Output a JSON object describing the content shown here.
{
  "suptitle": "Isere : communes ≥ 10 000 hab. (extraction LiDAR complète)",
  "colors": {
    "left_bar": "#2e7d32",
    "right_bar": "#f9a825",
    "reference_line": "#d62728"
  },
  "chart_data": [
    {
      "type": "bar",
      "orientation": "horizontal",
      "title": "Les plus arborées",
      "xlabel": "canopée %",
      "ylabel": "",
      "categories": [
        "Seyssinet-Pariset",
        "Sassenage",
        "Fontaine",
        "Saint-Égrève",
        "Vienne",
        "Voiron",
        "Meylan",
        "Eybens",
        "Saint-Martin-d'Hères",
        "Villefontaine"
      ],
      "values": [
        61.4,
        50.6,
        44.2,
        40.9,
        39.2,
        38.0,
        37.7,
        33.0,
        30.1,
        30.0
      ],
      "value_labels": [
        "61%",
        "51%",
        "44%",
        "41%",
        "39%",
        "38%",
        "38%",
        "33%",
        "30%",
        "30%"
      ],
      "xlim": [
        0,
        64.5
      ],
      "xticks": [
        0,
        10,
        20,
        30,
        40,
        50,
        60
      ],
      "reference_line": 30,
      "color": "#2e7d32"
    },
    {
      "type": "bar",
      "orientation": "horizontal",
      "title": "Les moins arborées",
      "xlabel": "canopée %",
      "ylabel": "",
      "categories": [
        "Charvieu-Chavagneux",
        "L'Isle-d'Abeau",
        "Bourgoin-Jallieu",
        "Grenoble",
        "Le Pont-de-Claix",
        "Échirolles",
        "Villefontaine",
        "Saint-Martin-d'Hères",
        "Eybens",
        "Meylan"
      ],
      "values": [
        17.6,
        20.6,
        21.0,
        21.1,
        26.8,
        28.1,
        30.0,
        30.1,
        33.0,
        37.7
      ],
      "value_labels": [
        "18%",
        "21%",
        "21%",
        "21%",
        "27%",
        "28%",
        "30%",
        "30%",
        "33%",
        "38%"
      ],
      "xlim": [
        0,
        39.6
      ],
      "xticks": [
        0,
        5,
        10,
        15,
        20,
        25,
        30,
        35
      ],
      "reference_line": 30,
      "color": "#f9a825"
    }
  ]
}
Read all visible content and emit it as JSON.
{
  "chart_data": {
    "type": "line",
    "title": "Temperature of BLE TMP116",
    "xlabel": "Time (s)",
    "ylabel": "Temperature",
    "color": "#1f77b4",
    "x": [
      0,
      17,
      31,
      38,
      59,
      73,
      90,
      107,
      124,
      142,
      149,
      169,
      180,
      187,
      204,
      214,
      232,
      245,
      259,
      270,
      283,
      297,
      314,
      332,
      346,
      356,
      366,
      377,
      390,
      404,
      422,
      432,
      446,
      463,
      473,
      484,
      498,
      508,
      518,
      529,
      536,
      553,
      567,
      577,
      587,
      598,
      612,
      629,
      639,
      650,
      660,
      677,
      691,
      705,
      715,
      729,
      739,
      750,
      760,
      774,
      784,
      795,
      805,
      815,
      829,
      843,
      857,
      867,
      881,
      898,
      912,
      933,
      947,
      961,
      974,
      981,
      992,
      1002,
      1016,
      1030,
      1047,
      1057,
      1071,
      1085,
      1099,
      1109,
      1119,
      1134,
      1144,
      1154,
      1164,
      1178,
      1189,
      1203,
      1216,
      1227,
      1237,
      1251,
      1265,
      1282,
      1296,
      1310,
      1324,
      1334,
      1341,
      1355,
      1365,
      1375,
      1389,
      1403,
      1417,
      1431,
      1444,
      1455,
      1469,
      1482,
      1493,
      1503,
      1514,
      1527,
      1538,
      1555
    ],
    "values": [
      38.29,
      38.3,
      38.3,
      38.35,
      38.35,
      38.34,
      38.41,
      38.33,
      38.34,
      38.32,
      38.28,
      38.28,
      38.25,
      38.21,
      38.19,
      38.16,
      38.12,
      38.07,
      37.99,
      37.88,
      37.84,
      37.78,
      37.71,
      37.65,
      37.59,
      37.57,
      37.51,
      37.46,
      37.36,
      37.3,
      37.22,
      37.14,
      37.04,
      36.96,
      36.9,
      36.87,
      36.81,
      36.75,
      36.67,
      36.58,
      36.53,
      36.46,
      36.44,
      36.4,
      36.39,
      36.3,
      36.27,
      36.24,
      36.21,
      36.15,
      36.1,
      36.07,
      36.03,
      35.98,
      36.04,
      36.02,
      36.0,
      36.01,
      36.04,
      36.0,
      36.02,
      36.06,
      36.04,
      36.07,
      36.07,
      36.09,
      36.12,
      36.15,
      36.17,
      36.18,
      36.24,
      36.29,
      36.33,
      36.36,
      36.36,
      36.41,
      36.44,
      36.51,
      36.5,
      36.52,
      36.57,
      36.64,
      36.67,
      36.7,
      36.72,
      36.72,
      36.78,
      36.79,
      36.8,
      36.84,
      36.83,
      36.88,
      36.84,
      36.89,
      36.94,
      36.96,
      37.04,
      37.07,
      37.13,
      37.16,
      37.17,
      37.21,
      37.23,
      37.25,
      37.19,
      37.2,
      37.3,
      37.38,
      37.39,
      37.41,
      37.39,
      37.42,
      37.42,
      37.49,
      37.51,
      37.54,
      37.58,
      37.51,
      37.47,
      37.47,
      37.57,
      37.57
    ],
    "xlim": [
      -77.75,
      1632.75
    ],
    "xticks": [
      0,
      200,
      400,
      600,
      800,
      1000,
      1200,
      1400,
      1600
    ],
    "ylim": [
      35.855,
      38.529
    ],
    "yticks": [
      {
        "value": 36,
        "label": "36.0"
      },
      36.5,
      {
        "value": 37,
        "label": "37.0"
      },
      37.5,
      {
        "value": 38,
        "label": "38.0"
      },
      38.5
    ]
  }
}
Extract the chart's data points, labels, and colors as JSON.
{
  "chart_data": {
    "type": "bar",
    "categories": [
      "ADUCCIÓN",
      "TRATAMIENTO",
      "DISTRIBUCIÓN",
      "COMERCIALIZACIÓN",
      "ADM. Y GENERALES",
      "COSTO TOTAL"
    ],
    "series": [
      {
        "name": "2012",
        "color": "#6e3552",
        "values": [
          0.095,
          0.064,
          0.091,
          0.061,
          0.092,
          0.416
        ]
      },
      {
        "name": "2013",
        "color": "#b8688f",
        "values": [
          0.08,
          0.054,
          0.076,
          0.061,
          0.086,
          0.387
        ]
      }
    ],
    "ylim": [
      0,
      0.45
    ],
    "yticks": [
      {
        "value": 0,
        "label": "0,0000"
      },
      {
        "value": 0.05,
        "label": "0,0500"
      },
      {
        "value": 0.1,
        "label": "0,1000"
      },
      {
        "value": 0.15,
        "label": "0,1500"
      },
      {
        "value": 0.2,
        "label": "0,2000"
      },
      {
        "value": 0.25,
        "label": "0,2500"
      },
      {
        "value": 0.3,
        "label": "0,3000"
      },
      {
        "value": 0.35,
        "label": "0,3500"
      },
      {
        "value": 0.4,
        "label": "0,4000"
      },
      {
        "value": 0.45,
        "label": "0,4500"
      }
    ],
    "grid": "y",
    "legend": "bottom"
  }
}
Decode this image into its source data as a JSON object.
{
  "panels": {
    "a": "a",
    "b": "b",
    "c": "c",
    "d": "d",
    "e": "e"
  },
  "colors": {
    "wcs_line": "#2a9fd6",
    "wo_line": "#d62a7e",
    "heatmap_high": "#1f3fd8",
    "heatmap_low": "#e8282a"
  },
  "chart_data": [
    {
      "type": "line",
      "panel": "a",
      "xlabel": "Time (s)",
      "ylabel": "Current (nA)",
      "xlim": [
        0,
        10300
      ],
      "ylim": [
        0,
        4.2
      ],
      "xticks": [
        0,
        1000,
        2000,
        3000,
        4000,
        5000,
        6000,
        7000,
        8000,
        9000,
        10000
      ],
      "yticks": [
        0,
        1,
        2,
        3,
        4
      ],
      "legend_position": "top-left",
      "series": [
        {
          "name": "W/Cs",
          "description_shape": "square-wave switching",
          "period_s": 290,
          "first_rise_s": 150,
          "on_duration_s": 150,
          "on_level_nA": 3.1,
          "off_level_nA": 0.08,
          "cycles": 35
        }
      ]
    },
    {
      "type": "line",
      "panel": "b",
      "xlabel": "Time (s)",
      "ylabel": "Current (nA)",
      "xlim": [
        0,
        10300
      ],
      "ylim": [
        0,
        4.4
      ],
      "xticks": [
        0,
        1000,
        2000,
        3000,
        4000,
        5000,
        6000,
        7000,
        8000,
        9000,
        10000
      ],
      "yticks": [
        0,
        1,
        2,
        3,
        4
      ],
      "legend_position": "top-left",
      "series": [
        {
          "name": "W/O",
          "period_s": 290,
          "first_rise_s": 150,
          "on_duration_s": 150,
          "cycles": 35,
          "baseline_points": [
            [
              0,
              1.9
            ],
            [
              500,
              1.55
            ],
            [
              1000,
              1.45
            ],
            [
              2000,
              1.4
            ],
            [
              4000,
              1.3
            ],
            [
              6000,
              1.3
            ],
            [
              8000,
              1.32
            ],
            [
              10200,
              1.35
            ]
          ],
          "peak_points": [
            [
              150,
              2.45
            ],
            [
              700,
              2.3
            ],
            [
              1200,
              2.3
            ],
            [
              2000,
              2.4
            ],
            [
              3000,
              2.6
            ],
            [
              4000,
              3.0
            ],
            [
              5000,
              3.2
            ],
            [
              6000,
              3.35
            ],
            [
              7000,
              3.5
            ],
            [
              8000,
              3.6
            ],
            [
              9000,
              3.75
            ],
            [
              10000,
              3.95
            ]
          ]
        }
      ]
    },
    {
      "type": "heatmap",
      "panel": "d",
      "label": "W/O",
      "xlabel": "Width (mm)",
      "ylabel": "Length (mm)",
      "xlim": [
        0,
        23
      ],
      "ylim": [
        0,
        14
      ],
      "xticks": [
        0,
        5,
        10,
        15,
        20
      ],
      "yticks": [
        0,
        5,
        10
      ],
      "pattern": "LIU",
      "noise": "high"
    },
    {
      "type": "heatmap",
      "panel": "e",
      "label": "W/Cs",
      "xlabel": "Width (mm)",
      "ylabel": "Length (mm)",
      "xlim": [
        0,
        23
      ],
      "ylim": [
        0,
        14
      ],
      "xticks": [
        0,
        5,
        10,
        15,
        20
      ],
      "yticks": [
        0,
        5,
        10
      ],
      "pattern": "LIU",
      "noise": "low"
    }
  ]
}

────

# [OBJECTIVE]
Pick every line with "arborées" in it and copy it.

# [WRITTEN ANSWER]
      "title": "Les plus arborées",
      "title": "Les moins arborées",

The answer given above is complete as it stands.